* _Job_:
Find each line with the string "least" and copy it.

* _Entries provided_:
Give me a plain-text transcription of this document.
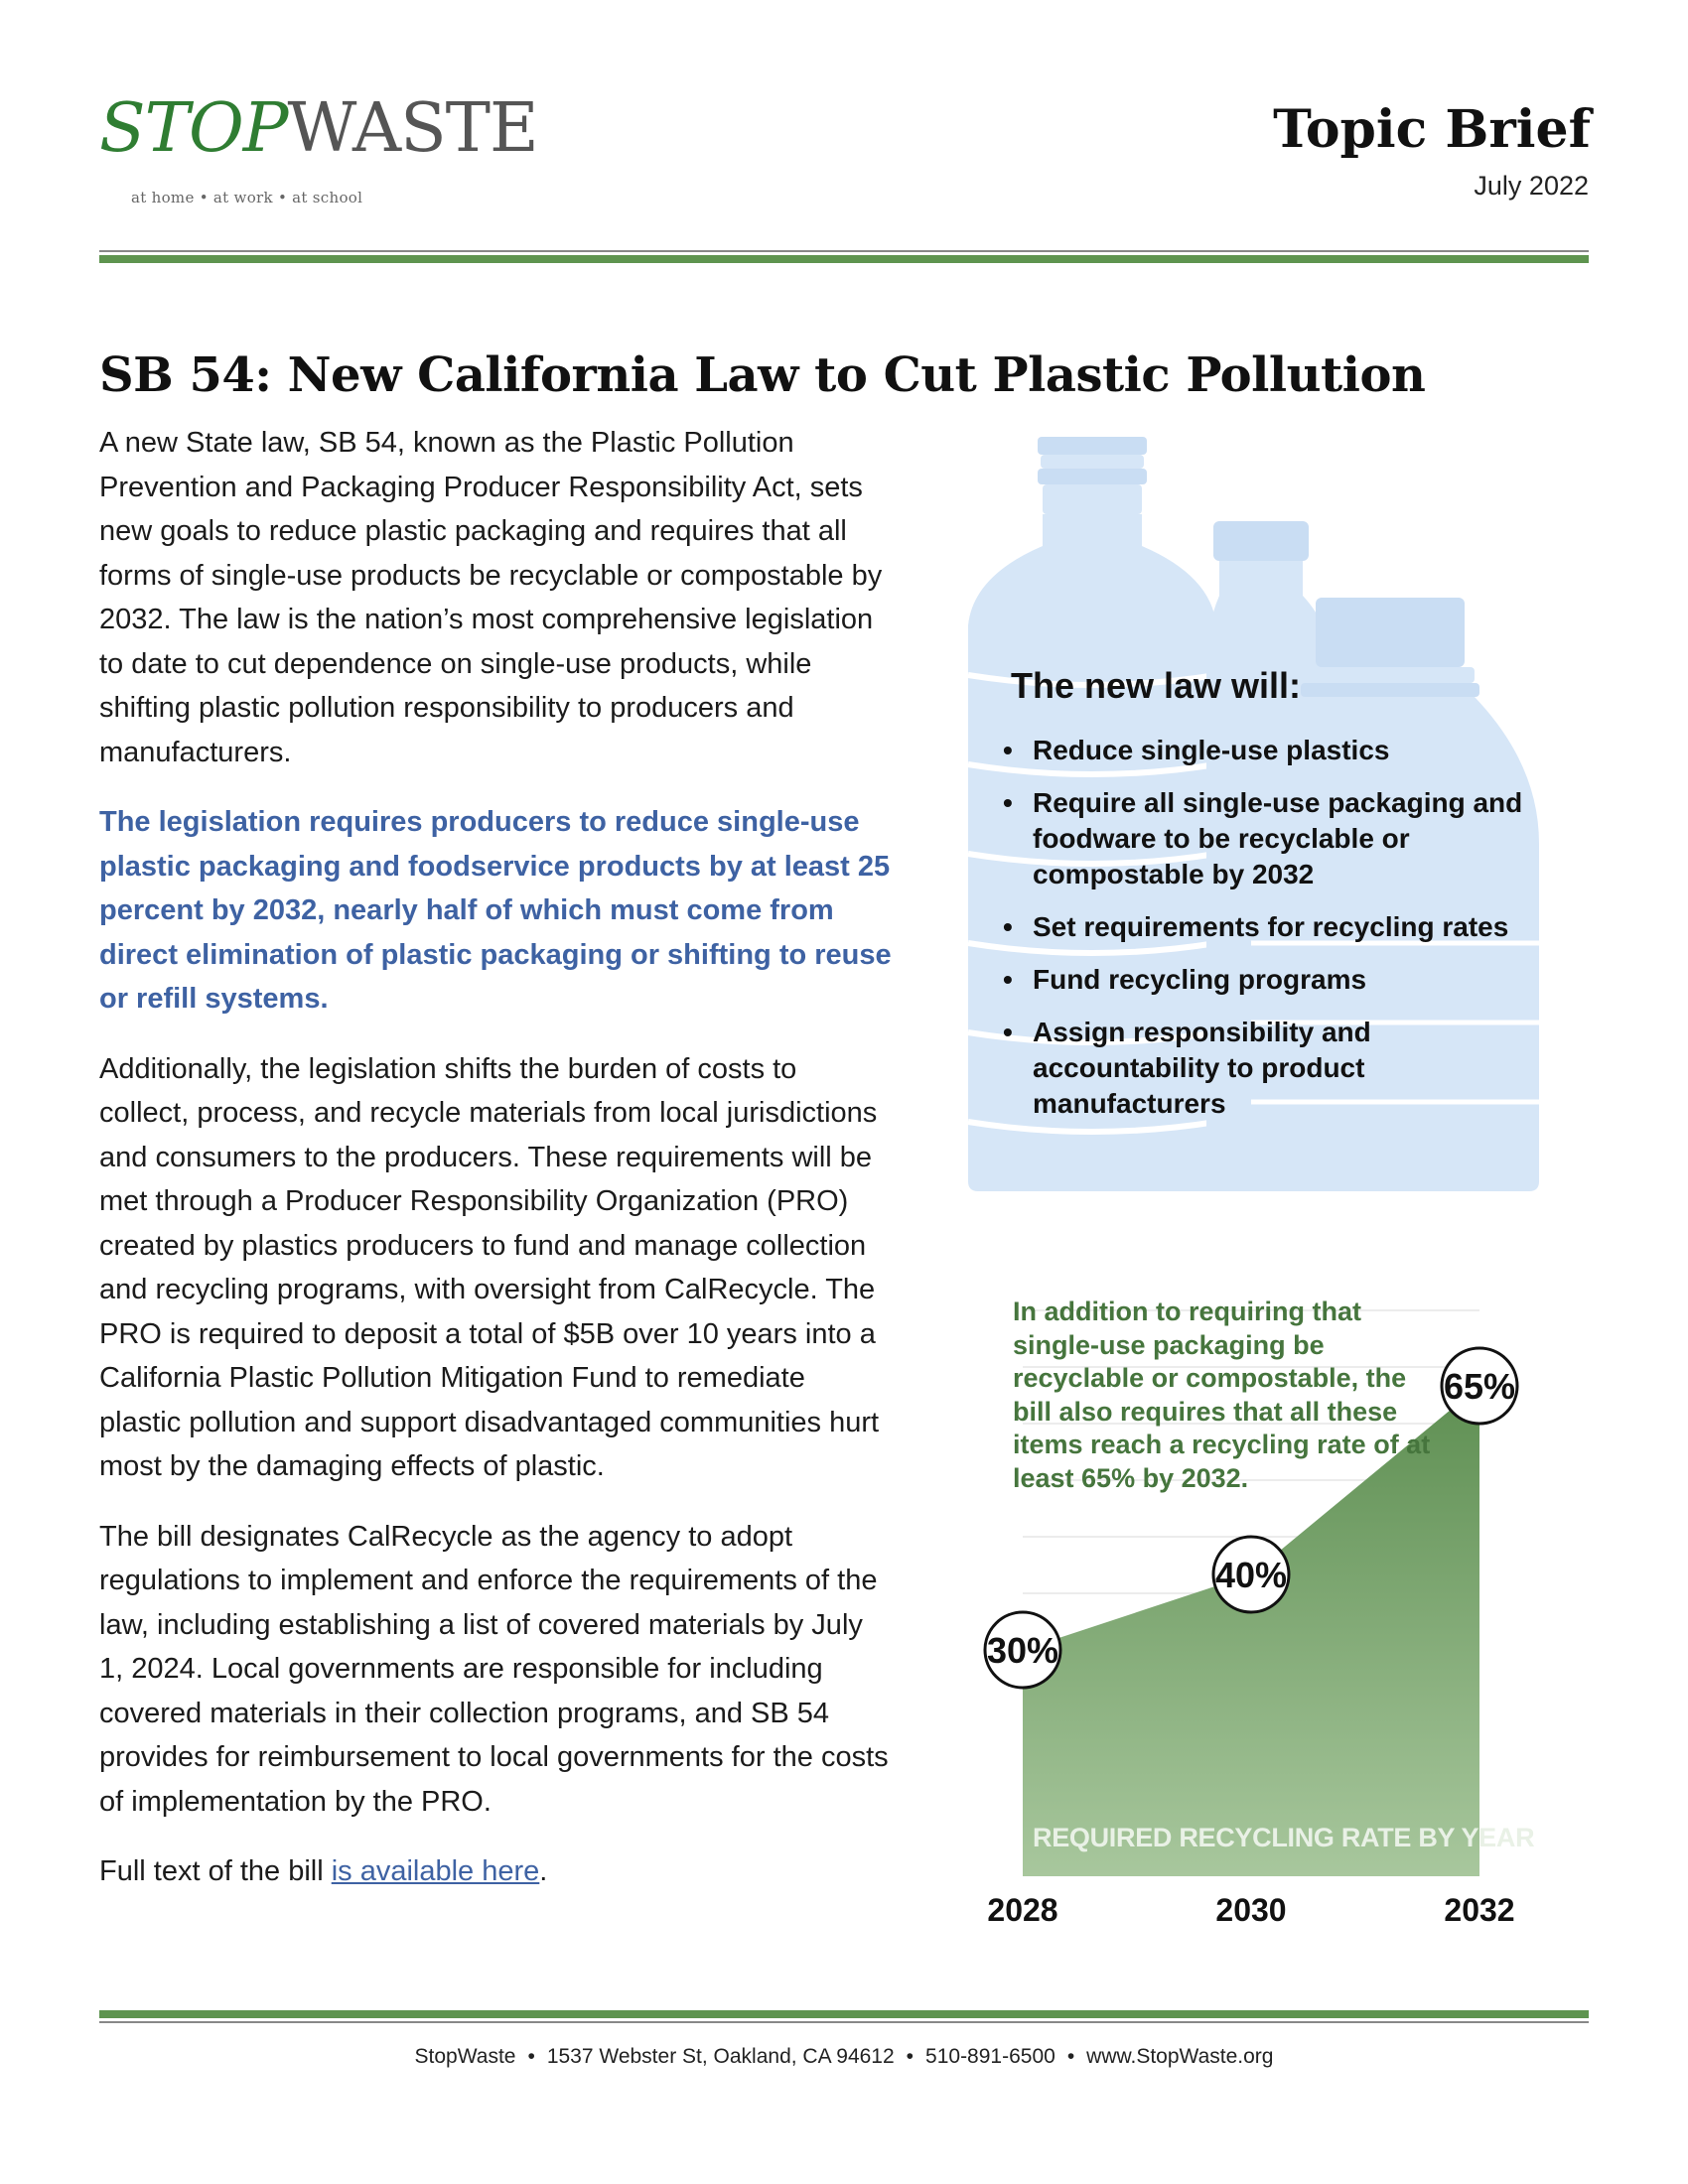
STOPWASTE
at home • at work • at school
Topic Brief
July 2022
SB 54: New California Law to Cut Plastic Pollution

A new State law, SB 54, known as the Plastic Pollution Prevention and Packaging Producer Responsibility Act, sets new goals to reduce plastic packaging and requires that all forms of single-use products be recyclable or compostable by 2032. The law is the nation’s most comprehensive legislation to date to cut dependence on single-use products, while shifting plastic pollution responsibility to producers and manufacturers.

The legislation requires producers to reduce single-use plastic packaging and foodservice products by at least 25 percent by 2032, nearly half of which must come from direct elimination of plastic packaging or shifting to reuse or refill systems.

Additionally, the legislation shifts the burden of costs to collect, process, and recycle materials from local jurisdictions and consumers to the producers. These requirements will be met through a Producer Responsibility Organization (PRO) created by plastics producers to fund and manage collection and recycling programs, with oversight from CalRecycle. The PRO is required to deposit a total of $5B over 10 years into a California Plastic Pollution Mitigation Fund to remediate plastic pollution and support disadvantaged communities hurt most by the damaging effects of plastic.

The bill designates CalRecycle as the agency to adopt regulations to implement and enforce the requirements of the law, including establishing a list of covered materials by July 1, 2024. Local governments are responsible for including covered materials in their collection programs, and SB 54 provides for reimbursement to local governments for the costs of implementation by the PRO.

Full text of the bill is available here.

The new law will:
• Reduce single-use plastics
• Require all single-use packaging and foodware to be recyclable or compostable by 2032
• Set requirements for recycling rates
• Fund recycling programs
• Assign responsibility and accountability to product manufacturers
30%
2028
40%
2030
65%
2032
In addition to requiring that single-use packaging be recyclable or compostable, the bill also requires that all these items reach a recycling rate of at least 65% by 2032.
REQUIRED RECYCLING RATE BY YEAR
StopWaste • 1537 Webster St, Oakland, CA 94612 • 510-891-6500 • www.StopWaste.org
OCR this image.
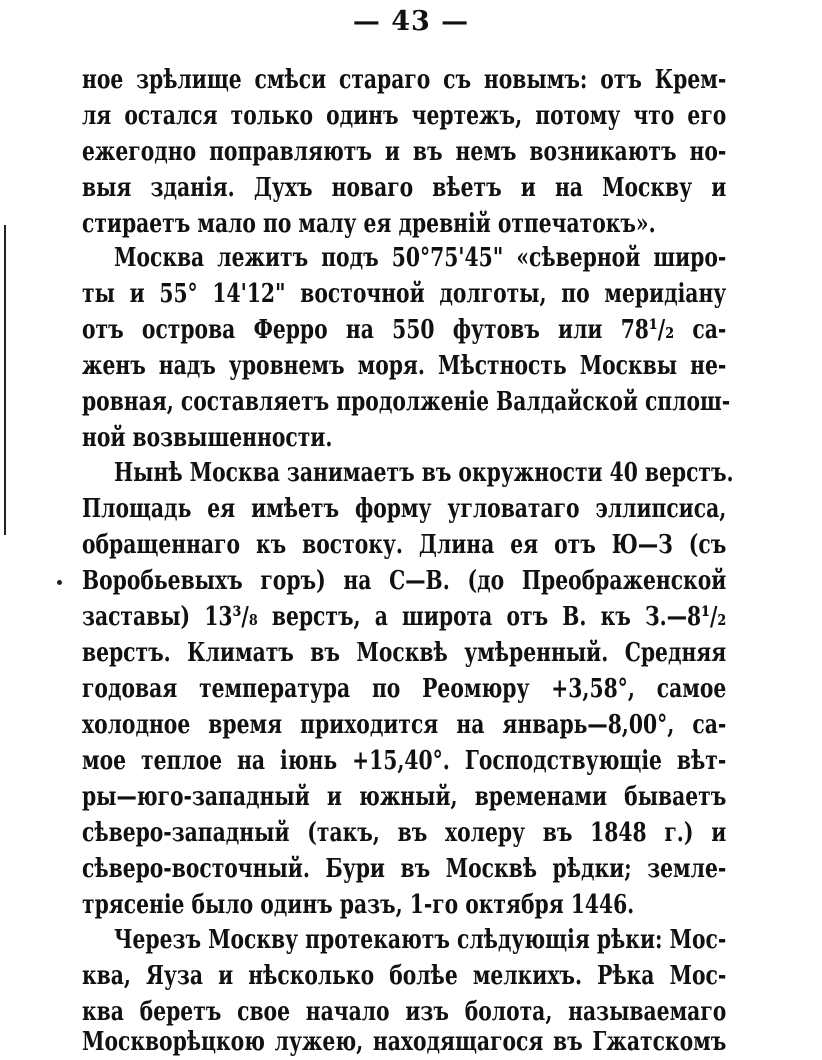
— 43 —
ное зрѣлище смѣси стараго съ новымъ: отъ Крем-
ля остался только одинъ чертежъ, потому что его
ежегодно поправляютъ и въ немъ возникаютъ но-
выя зданія. Духъ новаго вѣетъ и на Москву и
стираетъ мало по малу ея древній отпечатокъ».
Москва лежитъ подъ 50°75'45" «сѣверной широ-
ты и 55° 14'12" восточной долготы, по меридіану
отъ острова Ферро на 550 футовъ или 78¹/₂ са-
женъ надъ уровнемъ моря. Мѣстность Москвы не-
ровная, составляетъ продолженіе Валдайской сплош-
ной возвышенности.
Нынѣ Москва занимаетъ въ окружности 40 верстъ.
Площадь ея имѣетъ форму угловатаго эллипсиса,
обращеннаго къ востоку. Длина ея отъ Ю—З (съ
Воробьевыхъ горъ) на С—В. (до Преображенской
заставы) 13³/₈ верстъ, а широта отъ В. къ З.—8¹/₂
верстъ. Климатъ въ Москвѣ умѣренный. Средняя
годовая температура по Реомюру +3,58°, самое
холодное время приходится на январь—8,00°, са-
мое теплое на іюнь +15,40°. Господствующіе вѣт-
ры—юго-западный и южный, временами бываетъ
сѣверо-западный (такъ, въ холеру въ 1848 г.) и
сѣверо-восточный. Бури въ Москвѣ рѣдки; земле-
трясеніе было одинъ разъ, 1-го октября 1446.
Черезъ Москву протекаютъ слѣдующія рѣки: Мос-
ква, Яуза и нѣсколько болѣе мелкихъ. Рѣка Мос-
ква беретъ свое начало изъ болота, называемаго
Москворѣцкою лужею, находящагося въ Гжатскомъ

* _Solution to the exercise_:
The legislation requires producers to reduce single-use plastic packaging and foodservice products by at least 25 percent by 2032, nearly half of which must come from direct elimination of plastic packaging or shifting to reuse or refill systems.
In addition to requiring that single-use packaging be recyclable or compostable, the bill also requires that all these items reach a recycling rate of at least 65% by 2032.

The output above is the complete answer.